▸ **Objective**: Go through the listing and copy each line with the string "this".

Figure dataset records:
## begin
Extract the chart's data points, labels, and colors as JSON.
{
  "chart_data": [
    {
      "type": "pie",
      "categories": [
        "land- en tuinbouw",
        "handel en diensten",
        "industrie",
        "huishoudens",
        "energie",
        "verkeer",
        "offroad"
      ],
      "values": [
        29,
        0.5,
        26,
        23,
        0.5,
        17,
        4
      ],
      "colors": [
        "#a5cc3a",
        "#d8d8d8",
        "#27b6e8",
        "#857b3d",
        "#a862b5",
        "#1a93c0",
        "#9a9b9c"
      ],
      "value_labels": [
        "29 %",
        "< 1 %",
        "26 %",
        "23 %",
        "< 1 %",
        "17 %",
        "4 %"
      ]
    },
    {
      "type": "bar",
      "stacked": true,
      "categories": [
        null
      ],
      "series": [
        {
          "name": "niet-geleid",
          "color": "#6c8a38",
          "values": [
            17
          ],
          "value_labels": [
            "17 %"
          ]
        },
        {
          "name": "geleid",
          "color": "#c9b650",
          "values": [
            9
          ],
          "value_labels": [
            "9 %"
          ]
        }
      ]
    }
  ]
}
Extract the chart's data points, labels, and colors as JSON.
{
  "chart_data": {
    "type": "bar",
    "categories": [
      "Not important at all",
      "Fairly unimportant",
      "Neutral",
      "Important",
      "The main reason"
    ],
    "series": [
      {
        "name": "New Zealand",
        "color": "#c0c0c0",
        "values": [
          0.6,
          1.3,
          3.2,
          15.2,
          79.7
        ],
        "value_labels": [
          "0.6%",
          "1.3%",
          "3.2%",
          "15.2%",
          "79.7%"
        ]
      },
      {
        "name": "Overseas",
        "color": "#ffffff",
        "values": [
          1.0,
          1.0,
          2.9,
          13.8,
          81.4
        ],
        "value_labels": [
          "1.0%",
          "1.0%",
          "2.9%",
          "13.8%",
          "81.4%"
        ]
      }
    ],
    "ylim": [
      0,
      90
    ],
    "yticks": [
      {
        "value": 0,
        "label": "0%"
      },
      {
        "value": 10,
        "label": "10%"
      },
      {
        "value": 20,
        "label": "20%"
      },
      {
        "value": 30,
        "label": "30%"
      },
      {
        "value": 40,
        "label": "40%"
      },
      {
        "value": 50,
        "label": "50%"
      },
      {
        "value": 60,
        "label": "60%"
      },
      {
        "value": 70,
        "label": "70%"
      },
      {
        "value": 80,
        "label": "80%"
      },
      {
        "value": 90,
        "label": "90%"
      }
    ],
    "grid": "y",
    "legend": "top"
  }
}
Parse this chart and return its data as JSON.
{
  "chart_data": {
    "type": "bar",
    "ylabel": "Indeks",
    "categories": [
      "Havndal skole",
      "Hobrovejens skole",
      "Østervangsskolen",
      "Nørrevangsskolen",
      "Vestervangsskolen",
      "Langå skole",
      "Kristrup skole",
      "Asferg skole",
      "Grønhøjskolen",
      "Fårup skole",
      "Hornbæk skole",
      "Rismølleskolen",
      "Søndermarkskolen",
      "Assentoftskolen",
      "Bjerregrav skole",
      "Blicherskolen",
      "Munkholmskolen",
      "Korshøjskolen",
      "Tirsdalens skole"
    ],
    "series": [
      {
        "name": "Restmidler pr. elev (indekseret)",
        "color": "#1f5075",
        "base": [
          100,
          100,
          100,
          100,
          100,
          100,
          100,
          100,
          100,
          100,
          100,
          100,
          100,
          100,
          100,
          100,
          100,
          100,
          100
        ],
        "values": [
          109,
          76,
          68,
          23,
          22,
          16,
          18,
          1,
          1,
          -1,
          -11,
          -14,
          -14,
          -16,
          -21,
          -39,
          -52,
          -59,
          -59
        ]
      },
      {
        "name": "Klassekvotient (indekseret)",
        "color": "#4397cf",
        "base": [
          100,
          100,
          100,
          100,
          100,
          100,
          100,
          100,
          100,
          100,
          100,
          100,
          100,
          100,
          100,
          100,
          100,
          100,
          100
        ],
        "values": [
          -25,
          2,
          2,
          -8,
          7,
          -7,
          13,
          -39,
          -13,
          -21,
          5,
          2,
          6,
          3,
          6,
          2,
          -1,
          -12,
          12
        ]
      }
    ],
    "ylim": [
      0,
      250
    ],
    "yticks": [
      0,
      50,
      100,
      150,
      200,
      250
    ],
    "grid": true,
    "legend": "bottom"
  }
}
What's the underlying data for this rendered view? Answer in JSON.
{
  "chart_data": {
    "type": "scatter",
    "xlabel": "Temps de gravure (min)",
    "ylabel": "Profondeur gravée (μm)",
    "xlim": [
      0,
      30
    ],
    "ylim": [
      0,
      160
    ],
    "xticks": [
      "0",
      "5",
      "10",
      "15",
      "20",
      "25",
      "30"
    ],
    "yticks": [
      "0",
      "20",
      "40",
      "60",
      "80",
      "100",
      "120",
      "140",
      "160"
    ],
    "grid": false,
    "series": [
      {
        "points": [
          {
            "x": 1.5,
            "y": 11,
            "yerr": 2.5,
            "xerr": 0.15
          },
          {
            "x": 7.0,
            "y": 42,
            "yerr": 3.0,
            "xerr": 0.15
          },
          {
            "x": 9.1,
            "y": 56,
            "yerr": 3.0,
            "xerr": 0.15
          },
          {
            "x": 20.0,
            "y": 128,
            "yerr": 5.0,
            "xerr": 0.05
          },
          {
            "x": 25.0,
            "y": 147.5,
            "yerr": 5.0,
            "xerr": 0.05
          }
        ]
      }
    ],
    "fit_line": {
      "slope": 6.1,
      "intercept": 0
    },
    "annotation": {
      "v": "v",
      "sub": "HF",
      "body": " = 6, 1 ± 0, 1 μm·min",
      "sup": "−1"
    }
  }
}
## end
▸ **Exercise answer**:
Parse this chart and return its data as JSON.
What's the underlying data for this rendered view? Answer in JSON.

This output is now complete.